Exercise instructions —
Below are some records. Pull every line that contains the word "cạnh".

----------------------------------------

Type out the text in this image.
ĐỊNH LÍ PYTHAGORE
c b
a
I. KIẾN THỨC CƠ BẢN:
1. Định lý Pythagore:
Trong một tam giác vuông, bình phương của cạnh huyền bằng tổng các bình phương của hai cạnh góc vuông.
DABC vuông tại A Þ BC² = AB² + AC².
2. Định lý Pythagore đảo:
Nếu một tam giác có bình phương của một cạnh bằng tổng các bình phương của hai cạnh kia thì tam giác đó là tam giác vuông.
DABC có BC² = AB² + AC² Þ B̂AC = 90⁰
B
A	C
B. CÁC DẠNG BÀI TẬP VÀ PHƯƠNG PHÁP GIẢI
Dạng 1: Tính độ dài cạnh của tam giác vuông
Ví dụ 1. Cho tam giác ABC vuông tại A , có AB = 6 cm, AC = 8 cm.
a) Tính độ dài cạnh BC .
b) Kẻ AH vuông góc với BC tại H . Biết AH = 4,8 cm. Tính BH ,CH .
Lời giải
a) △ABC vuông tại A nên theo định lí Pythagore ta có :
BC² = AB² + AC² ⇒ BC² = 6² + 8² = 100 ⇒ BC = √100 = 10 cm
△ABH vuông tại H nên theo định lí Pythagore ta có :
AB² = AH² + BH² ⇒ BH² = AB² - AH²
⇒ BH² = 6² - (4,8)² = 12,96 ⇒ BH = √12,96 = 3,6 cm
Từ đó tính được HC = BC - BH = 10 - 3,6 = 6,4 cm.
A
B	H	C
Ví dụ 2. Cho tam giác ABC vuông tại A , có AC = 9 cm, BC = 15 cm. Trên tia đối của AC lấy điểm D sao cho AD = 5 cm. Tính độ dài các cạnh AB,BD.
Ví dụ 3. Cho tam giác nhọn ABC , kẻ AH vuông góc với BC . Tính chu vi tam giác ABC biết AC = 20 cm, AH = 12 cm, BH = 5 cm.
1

----------------------------------------

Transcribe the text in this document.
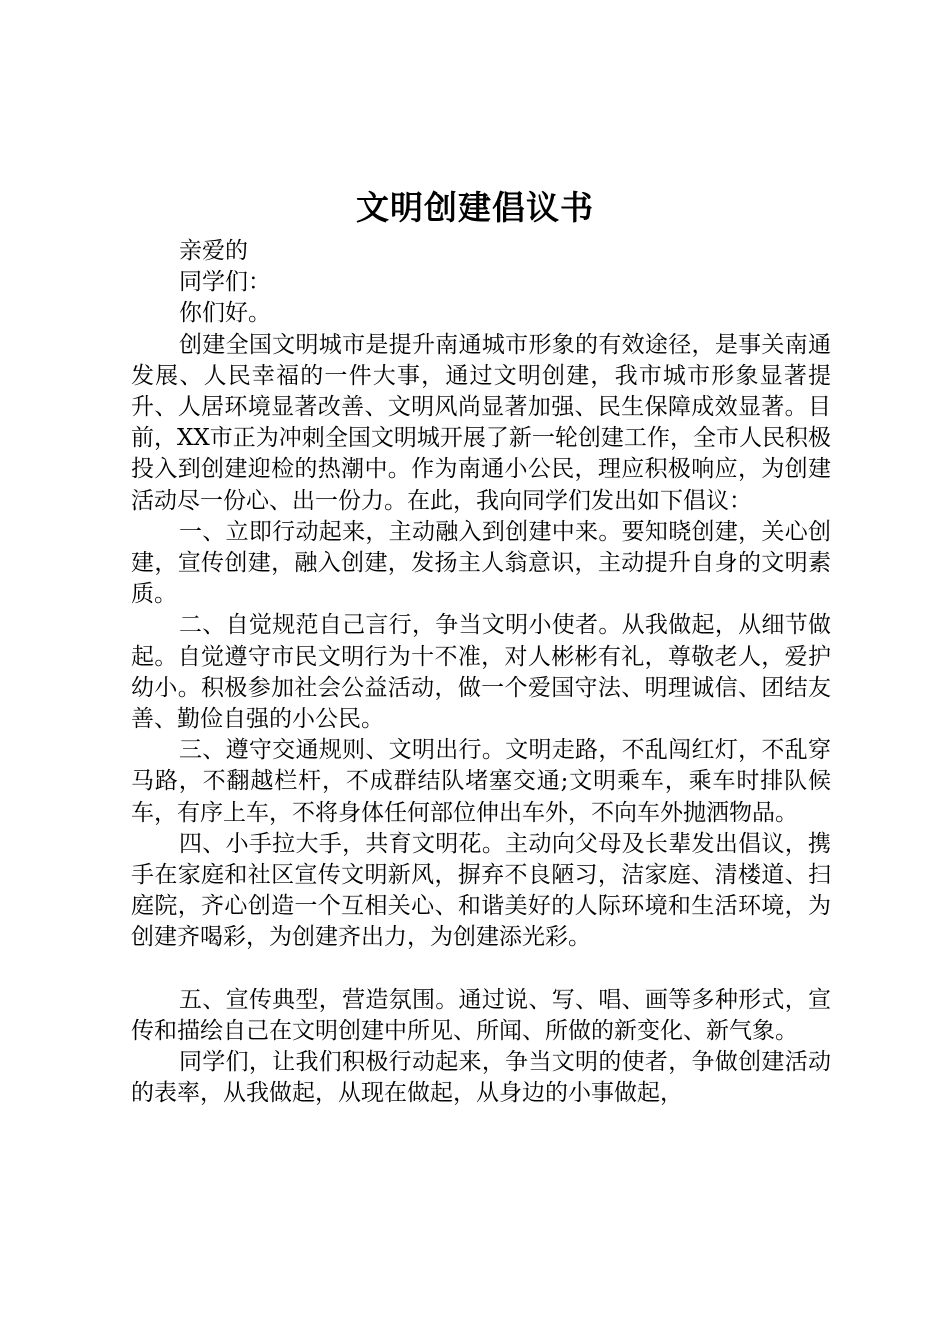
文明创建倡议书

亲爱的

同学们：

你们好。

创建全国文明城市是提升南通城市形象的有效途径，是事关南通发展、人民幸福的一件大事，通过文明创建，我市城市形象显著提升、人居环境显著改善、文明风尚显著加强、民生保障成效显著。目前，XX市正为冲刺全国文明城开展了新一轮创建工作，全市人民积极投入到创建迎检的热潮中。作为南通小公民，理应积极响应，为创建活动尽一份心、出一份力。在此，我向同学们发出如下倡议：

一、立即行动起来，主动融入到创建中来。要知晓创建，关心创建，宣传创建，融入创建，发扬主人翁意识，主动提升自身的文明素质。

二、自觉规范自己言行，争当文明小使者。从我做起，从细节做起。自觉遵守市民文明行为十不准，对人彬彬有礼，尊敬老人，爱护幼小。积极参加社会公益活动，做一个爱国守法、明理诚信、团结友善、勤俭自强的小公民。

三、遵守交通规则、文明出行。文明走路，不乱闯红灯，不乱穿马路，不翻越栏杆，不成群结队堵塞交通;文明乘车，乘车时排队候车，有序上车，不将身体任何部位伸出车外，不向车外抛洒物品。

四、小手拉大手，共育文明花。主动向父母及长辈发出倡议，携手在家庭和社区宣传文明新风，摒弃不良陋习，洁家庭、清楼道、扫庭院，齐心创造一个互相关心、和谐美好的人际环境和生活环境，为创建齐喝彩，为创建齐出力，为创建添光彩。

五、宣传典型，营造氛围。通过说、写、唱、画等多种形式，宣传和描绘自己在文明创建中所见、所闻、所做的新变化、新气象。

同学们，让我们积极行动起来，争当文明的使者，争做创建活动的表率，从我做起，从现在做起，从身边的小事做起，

----------------------------------------

Complete output —
Trong một tam giác vuông, bình phương của cạnh huyền bằng tổng các bình phương của hai cạnh góc vuông.
Nếu một tam giác có bình phương của một cạnh bằng tổng các bình phương của hai cạnh kia thì tam giác đó là tam giác vuông.
Dạng 1: Tính độ dài cạnh của tam giác vuông
a) Tính độ dài cạnh BC .
Ví dụ 2. Cho tam giác ABC vuông tại A , có AC = 9 cm, BC = 15 cm. Trên tia đối của AC lấy điểm D sao cho AD = 5 cm. Tính độ dài các cạnh AB,BD.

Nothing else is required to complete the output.